--- start of MATERIAL ---

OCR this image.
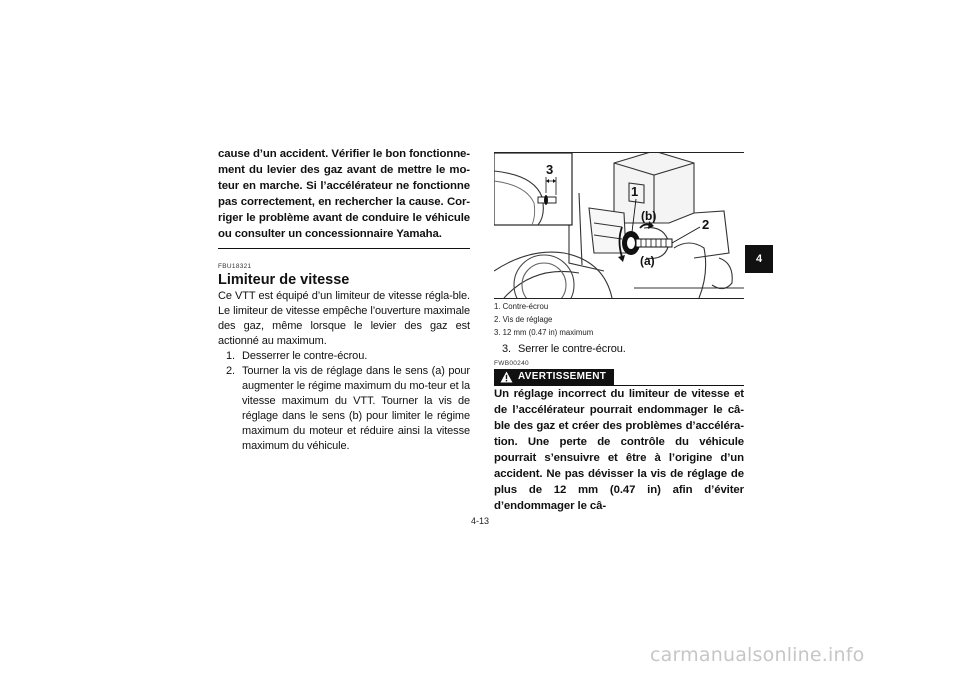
cause d’un accident. Vérifier le bon fonctionne-ment du levier des gaz avant de mettre le mo-teur en marche. Si l’accélérateur ne fonctionne pas correctement, en rechercher la cause. Cor-riger le problème avant de conduire le véhicule ou consulter un concessionnaire Yamaha.
FBU18321
Limiteur de vitesse
Ce VTT est équipé d’un limiteur de vitesse régla-ble. Le limiteur de vitesse empêche l’ouverture maximale des gaz, même lorsque le levier des gaz est actionné au maximum.
1. Desserrer le contre-écrou.
2. Tourner la vis de réglage dans le sens (a) pour augmenter le régime maximum du mo-teur et la vitesse maximum du VTT. Tourner la vis de réglage dans le sens (b) pour limiter le régime maximum du moteur et réduire ainsi la vitesse maximum du véhicule.
3
1
(b)
2
(a)
1. Contre-écrou
2. Vis de réglage
3. 12 mm (0.47 in) maximum
3. Serrer le contre-écrou.
FWB00240
AVERTISSEMENT
Un réglage incorrect du limiteur de vitesse et de l’accélérateur pourrait endommager le câ-ble des gaz et créer des problèmes d’accéléra-tion. Une perte de contrôle du véhicule pourrait s’ensuivre et être à l’origine d’un accident. Ne pas dévisser la vis de réglage de plus de 12 mm (0.47 in) afin d’éviter d’endommager le câ-
4
4-13
carmanualsonline.info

--- end of MATERIAL ---

WHAT TO WORK ON
Restate each entry word for word, please, but drop any images it holds.

OUTPUT OF THE EXERCISE
OCR this image.
cause d’un accident. Vérifier le bon fonctionne-ment du levier des gaz avant de mettre le mo-teur en marche. Si l’accélérateur ne fonctionne pas correctement, en rechercher la cause. Cor-riger le problème avant de conduire le véhicule ou consulter un concessionnaire Yamaha.
FBU18321
Limiteur de vitesse
Ce VTT est équipé d’un limiteur de vitesse régla-ble. Le limiteur de vitesse empêche l’ouverture maximale des gaz, même lorsque le levier des gaz est actionné au maximum.
1. Desserrer le contre-écrou.
2. Tourner la vis de réglage dans le sens (a) pour augmenter le régime maximum du mo-teur et la vitesse maximum du VTT. Tourner la vis de réglage dans le sens (b) pour limiter le régime maximum du moteur et réduire ainsi la vitesse maximum du véhicule.
3
1
(b)
2
(a)
1. Contre-écrou
2. Vis de réglage
3. 12 mm (0.47 in) maximum
3. Serrer le contre-écrou.
FWB00240
AVERTISSEMENT
Un réglage incorrect du limiteur de vitesse et de l’accélérateur pourrait endommager le câ-ble des gaz et créer des problèmes d’accéléra-tion. Une perte de contrôle du véhicule pourrait s’ensuivre et être à l’origine d’un accident. Ne pas dévisser la vis de réglage de plus de 12 mm (0.47 in) afin d’éviter d’endommager le câ-
4
4-13
carmanualsonline.info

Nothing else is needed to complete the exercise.